===== ENTRIES SHOWN
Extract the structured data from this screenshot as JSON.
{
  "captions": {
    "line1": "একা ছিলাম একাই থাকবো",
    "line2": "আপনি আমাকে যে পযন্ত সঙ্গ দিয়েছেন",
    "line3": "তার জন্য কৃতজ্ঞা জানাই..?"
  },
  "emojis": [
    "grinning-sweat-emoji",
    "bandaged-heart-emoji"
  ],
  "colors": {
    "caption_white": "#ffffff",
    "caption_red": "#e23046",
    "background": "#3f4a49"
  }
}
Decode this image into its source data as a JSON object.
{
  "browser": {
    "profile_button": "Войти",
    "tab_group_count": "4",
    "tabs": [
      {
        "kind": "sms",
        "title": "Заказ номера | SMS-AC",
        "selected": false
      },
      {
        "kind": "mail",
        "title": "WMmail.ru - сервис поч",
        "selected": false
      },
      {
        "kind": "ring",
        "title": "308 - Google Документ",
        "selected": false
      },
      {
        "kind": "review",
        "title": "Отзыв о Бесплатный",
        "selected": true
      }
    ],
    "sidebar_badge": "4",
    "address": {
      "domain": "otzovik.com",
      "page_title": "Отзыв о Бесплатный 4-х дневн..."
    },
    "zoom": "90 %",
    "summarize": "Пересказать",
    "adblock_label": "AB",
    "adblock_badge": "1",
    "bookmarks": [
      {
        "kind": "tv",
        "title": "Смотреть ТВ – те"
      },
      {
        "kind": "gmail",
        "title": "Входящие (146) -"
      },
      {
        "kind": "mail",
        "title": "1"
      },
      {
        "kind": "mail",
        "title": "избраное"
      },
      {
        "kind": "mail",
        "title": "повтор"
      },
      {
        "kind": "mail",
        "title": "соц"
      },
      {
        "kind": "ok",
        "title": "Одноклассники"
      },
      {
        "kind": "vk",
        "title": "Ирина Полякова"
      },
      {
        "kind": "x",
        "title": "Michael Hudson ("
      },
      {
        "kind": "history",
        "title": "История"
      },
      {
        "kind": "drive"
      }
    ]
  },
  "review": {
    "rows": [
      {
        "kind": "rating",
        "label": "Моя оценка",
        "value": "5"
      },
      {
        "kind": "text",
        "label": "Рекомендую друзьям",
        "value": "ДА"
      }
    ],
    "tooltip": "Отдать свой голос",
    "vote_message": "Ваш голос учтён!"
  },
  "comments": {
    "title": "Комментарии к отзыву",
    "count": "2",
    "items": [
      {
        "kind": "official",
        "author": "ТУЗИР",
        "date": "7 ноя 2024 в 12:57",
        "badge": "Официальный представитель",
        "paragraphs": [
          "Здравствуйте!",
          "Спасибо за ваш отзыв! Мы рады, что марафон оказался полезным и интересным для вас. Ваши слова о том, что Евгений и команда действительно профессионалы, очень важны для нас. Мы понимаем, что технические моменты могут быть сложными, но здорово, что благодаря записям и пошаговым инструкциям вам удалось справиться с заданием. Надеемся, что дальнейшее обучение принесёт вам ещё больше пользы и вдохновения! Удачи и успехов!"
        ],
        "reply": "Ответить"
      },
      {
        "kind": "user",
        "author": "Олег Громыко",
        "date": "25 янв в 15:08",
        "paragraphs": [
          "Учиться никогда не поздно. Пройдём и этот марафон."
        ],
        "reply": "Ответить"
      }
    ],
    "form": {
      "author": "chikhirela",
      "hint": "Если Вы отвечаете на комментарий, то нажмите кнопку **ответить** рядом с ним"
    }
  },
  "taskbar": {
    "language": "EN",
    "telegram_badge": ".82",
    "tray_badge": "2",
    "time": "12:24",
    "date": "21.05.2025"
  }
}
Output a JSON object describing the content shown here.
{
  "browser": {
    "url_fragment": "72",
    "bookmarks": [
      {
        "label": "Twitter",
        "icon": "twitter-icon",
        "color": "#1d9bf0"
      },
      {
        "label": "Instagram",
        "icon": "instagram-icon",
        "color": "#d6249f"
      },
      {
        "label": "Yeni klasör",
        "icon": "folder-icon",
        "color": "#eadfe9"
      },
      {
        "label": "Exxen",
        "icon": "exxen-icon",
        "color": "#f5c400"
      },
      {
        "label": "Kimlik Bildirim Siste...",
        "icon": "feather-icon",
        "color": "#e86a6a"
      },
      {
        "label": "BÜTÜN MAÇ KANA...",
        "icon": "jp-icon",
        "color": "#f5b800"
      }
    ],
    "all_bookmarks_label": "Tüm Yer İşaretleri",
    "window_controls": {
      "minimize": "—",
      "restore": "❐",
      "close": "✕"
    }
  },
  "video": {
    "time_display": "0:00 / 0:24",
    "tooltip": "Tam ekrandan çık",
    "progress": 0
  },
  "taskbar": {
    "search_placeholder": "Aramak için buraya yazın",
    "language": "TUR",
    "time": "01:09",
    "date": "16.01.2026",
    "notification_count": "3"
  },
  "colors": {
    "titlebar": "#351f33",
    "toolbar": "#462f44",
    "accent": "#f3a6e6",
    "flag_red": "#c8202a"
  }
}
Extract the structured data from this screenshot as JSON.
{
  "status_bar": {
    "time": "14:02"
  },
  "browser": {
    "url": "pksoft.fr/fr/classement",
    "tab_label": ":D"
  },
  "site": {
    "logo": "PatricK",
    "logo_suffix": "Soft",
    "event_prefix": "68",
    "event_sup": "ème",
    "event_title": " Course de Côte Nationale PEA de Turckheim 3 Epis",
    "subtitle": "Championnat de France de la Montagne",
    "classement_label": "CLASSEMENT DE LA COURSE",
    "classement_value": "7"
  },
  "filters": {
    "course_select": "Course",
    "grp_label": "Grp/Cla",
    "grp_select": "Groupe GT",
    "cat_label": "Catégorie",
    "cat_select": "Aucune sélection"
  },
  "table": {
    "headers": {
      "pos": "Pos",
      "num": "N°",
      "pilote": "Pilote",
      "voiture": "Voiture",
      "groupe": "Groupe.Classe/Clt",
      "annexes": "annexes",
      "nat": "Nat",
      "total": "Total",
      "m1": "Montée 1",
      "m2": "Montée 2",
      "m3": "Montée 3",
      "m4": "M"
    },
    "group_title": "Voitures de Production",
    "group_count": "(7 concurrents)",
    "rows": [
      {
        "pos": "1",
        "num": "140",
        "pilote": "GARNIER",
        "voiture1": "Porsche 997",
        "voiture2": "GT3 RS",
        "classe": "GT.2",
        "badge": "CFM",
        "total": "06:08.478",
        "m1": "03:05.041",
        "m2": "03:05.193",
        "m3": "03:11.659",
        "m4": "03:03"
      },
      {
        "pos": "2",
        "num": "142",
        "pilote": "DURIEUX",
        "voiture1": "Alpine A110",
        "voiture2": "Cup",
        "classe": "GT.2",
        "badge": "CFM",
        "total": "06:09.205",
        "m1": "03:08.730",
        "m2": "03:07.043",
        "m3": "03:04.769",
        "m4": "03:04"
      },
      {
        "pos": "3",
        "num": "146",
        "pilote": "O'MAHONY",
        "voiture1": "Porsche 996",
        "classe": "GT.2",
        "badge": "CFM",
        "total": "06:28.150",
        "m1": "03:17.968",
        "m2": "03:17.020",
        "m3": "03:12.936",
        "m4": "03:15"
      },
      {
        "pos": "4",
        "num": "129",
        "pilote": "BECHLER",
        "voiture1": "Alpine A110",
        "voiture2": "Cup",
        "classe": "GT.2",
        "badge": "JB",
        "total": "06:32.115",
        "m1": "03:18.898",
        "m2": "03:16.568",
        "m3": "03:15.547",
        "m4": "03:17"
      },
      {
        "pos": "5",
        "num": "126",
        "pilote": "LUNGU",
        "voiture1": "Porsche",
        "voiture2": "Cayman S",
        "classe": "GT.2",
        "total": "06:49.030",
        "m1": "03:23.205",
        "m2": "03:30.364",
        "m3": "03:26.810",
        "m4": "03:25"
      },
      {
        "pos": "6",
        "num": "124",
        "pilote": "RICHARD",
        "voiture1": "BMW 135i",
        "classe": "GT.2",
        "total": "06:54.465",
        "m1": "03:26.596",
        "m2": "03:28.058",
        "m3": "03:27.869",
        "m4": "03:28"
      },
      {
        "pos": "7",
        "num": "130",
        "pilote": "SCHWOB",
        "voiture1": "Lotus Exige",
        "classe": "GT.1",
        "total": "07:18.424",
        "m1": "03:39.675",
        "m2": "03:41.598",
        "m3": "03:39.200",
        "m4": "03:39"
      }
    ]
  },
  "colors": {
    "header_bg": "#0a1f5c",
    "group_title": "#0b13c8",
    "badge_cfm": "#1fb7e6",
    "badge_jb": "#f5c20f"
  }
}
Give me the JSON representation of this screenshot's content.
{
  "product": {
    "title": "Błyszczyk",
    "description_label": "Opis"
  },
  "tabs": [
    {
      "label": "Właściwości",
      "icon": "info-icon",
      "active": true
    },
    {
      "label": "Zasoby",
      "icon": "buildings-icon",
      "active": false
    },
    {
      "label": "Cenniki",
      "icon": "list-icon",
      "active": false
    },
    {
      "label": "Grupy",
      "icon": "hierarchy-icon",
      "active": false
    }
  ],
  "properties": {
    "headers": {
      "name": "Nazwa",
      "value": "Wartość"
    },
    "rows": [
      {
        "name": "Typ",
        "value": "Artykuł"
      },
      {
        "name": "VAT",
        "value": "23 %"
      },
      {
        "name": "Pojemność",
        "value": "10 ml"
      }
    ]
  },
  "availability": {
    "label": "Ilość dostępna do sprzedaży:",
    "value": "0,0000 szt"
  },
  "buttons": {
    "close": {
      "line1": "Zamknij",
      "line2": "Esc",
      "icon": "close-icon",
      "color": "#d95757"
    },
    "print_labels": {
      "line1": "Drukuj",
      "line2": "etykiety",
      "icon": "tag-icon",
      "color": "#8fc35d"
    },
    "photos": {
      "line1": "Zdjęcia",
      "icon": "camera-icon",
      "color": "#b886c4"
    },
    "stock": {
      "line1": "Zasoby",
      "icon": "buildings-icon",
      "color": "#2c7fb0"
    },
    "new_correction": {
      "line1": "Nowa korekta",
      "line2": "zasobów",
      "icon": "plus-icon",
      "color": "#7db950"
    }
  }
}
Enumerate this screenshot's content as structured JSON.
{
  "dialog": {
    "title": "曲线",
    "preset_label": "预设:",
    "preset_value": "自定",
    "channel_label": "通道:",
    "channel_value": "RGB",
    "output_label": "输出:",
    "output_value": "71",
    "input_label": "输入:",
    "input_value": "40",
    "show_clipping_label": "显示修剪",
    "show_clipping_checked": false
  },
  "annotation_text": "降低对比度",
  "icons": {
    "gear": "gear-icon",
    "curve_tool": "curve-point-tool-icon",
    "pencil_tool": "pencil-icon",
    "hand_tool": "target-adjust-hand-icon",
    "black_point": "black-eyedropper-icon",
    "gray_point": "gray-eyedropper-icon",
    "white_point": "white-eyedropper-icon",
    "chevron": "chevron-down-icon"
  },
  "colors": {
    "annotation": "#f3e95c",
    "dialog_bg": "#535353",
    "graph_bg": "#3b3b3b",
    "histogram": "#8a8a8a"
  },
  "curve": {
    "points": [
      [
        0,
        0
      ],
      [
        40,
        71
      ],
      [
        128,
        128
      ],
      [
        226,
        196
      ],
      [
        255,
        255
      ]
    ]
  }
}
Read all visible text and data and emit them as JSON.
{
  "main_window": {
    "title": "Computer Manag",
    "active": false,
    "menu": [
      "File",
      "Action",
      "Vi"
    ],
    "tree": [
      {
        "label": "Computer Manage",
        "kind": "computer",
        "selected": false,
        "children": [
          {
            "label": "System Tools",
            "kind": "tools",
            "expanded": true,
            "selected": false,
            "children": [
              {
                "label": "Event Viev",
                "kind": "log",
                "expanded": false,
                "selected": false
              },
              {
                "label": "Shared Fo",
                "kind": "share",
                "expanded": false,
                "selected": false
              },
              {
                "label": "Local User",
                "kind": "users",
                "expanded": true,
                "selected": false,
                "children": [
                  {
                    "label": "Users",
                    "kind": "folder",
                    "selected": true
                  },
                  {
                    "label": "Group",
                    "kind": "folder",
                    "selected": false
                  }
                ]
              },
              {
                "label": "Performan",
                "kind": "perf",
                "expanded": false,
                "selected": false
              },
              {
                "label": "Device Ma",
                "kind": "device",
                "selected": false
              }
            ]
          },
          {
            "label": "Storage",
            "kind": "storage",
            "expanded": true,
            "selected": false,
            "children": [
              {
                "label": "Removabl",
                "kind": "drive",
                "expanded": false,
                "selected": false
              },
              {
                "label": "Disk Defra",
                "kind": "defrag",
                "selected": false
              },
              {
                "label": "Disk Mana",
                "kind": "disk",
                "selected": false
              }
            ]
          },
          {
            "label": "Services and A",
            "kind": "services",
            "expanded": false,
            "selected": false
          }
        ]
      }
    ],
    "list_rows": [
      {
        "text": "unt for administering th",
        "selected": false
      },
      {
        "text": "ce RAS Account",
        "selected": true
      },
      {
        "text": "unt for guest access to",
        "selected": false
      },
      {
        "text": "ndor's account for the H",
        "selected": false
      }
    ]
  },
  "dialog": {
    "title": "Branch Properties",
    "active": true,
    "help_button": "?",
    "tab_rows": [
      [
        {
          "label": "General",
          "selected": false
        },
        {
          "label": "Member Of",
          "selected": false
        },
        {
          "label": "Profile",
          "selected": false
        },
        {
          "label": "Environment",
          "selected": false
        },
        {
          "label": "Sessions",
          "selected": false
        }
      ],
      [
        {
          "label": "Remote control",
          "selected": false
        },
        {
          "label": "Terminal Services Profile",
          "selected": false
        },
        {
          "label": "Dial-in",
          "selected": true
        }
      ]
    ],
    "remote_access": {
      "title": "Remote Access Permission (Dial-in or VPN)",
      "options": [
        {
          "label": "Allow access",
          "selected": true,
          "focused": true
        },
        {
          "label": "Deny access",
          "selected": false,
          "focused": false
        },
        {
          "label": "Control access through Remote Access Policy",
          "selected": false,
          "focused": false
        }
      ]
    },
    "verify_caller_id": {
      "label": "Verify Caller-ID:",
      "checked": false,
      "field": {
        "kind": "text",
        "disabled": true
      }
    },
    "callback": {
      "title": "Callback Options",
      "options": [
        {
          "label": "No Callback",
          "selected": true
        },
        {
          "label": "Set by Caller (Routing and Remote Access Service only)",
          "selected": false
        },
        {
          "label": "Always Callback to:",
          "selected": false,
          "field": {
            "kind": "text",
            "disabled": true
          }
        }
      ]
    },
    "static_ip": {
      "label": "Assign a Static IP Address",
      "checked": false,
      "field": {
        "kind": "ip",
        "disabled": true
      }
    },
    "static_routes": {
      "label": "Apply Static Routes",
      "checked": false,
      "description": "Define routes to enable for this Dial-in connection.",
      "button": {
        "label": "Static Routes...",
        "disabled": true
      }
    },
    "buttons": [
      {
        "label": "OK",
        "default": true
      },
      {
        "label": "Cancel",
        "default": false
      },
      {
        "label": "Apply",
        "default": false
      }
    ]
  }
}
==========
**GIVEN INSTRUCTION**
Pick out the lines containing the string "object".

**THE RESULT**
Decode this image into its source data as a JSON object.
Output a JSON object describing the content shown here.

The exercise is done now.